(Excerpts from a figure dataset)

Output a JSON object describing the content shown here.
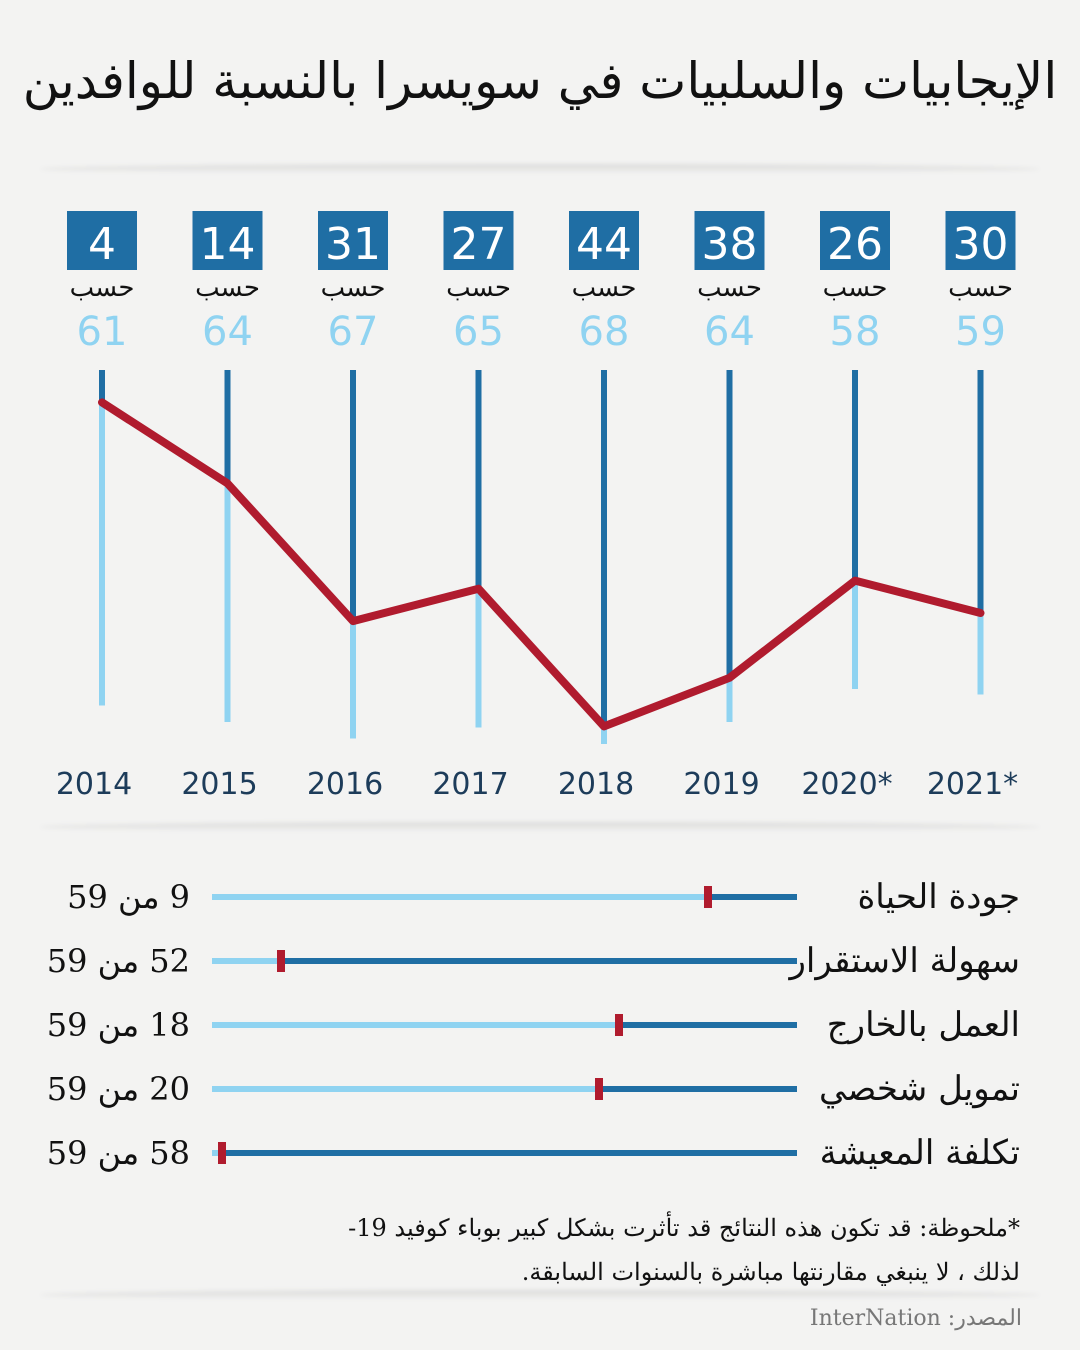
{
  "title": "الإيجابيات والسلبيات في سويسرا  بالنسبة للوافدين",
  "colors": {
    "dark_blue": "#1f6ea4",
    "light_blue": "#8fd3f1",
    "red": "#b01b2e",
    "background": "#f3f3f2"
  },
  "chart_data": [
    {
      "type": "line",
      "title": "",
      "by_label": "حسب",
      "x": [
        "2014",
        "2015",
        "2016",
        "2017",
        "2018",
        "2019",
        "2020*",
        "2021*"
      ],
      "series": [
        {
          "values": [
            4,
            14,
            31,
            27,
            44,
            38,
            26,
            30
          ]
        }
      ],
      "totals": [
        61,
        64,
        67,
        65,
        68,
        64,
        58,
        59
      ],
      "ylim": [
        0,
        68
      ],
      "grid": false
    },
    {
      "type": "bar",
      "categories": [
        "جودة الحياة",
        "سهولة الاستقرار",
        "العمل بالخارج",
        "تمويل شخصي",
        "تكلفة المعيشة"
      ],
      "values": [
        9,
        52,
        18,
        20,
        58
      ],
      "totals": [
        59,
        59,
        59,
        59,
        59
      ],
      "value_labels": [
        "9 من 59",
        "52 من 59",
        "18 من 59",
        "20 من 59",
        "58 من 59"
      ]
    }
  ],
  "note": {
    "line1": "*ملحوظة: قد تكون هذه النتائج قد تأثرت بشكل كبير بوباء كوفيد 19-",
    "line2": "لذلك ، لا ينبغي مقارنتها مباشرة بالسنوات السابقة."
  },
  "source": "المصدر: InterNation"
}
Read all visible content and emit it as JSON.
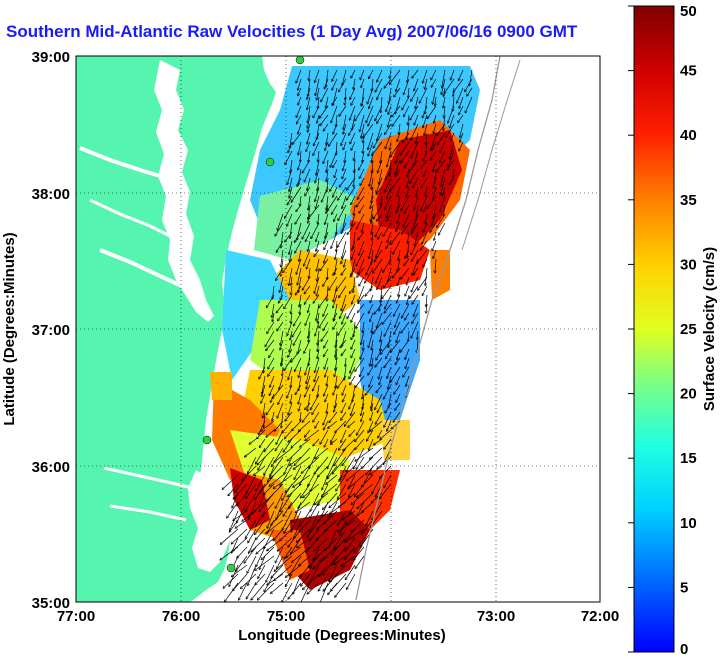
{
  "title": "Southern Mid-Atlantic Raw Velocities (1 Day Avg) 2007/06/16 0900 GMT",
  "map": {
    "xlabel": "Longitude (Degrees:Minutes)",
    "ylabel": "Latitude (Degrees:Minutes)",
    "lon_ticks": [
      "77:00",
      "76:00",
      "75:00",
      "74:00",
      "73:00",
      "72:00"
    ],
    "lat_ticks": [
      "39:00",
      "38:00",
      "37:00",
      "36:00",
      "35:00"
    ],
    "lon_range": [
      -77,
      -72
    ],
    "lat_range": [
      35,
      39
    ],
    "land_color": "#55f5b0",
    "grid": "dotted"
  },
  "colorbar": {
    "label": "Surface Velocity (cm/s)",
    "ticks": [
      "50",
      "45",
      "40",
      "35",
      "30",
      "25",
      "20",
      "15",
      "10",
      "5",
      "0"
    ],
    "range": [
      0,
      50
    ],
    "colormap": "jet"
  },
  "chart_data": {
    "type": "heatmap",
    "title": "Southern Mid-Atlantic Raw Velocities (1 Day Avg) 2007/06/16 0900 GMT",
    "xlabel": "Longitude (Degrees:Minutes)",
    "ylabel": "Latitude (Degrees:Minutes)",
    "xlim": [
      -77,
      -72
    ],
    "ylim": [
      35,
      39
    ],
    "clim": [
      0,
      50
    ],
    "grid": true
  }
}
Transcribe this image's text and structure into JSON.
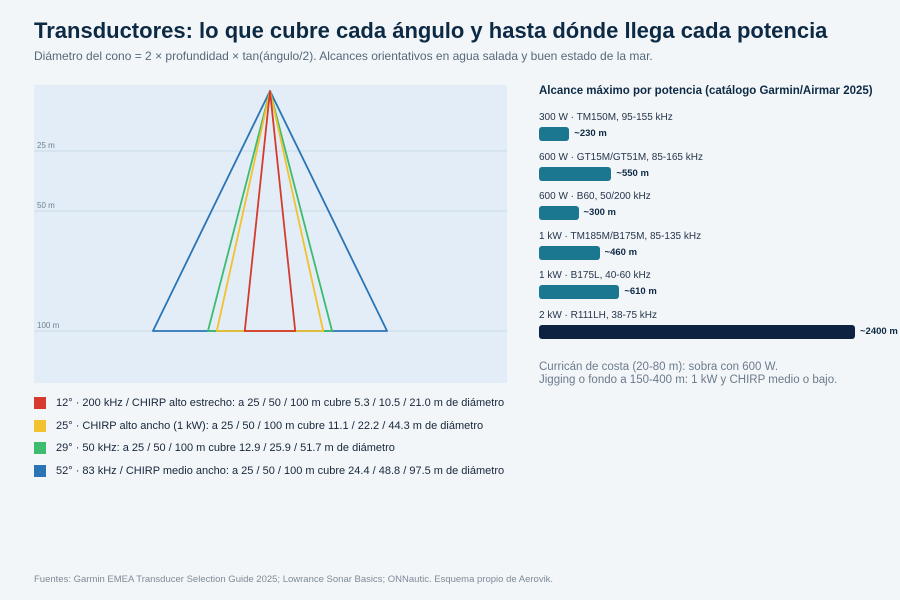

## Instruction
Leave the pictures out and reproduce all of the records exactly.

## Answer for this exercise
Output a JSON object describing the content shown here.
{
  "title": "الإيجابيات والسلبيات في سويسرا  بالنسبة للوافدين",
  "colors": {
    "dark_blue": "#1f6ea4",
    "light_blue": "#8fd3f1",
    "red": "#b01b2e",
    "background": "#f3f3f2"
  },
  "chart_data": [
    {
      "type": "line",
      "title": "",
      "by_label": "حسب",
      "x": [
        "2014",
        "2015",
        "2016",
        "2017",
        "2018",
        "2019",
        "2020*",
        "2021*"
      ],
      "series": [
        {
          "values": [
            4,
            14,
            31,
            27,
            44,
            38,
            26,
            30
          ]
        }
      ],
      "totals": [
        61,
        64,
        67,
        65,
        68,
        64,
        58,
        59
      ],
      "ylim": [
        0,
        68
      ],
      "grid": false
    },
    {
      "type": "bar",
      "categories": [
        "جودة الحياة",
        "سهولة الاستقرار",
        "العمل بالخارج",
        "تمويل شخصي",
        "تكلفة المعيشة"
      ],
      "values": [
        9,
        52,
        18,
        20,
        58
      ],
      "totals": [
        59,
        59,
        59,
        59,
        59
      ],
      "value_labels": [
        "9 من 59",
        "52 من 59",
        "18 من 59",
        "20 من 59",
        "58 من 59"
      ]
    }
  ],
  "note": {
    "line1": "*ملحوظة: قد تكون هذه النتائج قد تأثرت بشكل كبير بوباء كوفيد 19-",
    "line2": "لذلك ، لا ينبغي مقارنتها مباشرة بالسنوات السابقة."
  },
  "source": "المصدر: InterNation"
}
Read all visible content and emit it as JSON.
{
  "title": "Southern Mid-Atlantic Raw Velocities (1 Day Avg) 2007/06/16 0900 GMT",
  "map": {
    "xlabel": "Longitude (Degrees:Minutes)",
    "ylabel": "Latitude (Degrees:Minutes)",
    "lon_ticks": [
      "77:00",
      "76:00",
      "75:00",
      "74:00",
      "73:00",
      "72:00"
    ],
    "lat_ticks": [
      "39:00",
      "38:00",
      "37:00",
      "36:00",
      "35:00"
    ],
    "lon_range": [
      -77,
      -72
    ],
    "lat_range": [
      35,
      39
    ],
    "land_color": "#55f5b0",
    "grid": "dotted"
  },
  "colorbar": {
    "label": "Surface Velocity (cm/s)",
    "ticks": [
      "50",
      "45",
      "40",
      "35",
      "30",
      "25",
      "20",
      "15",
      "10",
      "5",
      "0"
    ],
    "range": [
      0,
      50
    ],
    "colormap": "jet"
  },
  "chart_data": {
    "type": "heatmap",
    "title": "Southern Mid-Atlantic Raw Velocities (1 Day Avg) 2007/06/16 0900 GMT",
    "xlabel": "Longitude (Degrees:Minutes)",
    "ylabel": "Latitude (Degrees:Minutes)",
    "xlim": [
      -77,
      -72
    ],
    "ylim": [
      35,
      39
    ],
    "clim": [
      0,
      50
    ],
    "grid": true
  }
}
Transcribe this image's text and structure into JSON.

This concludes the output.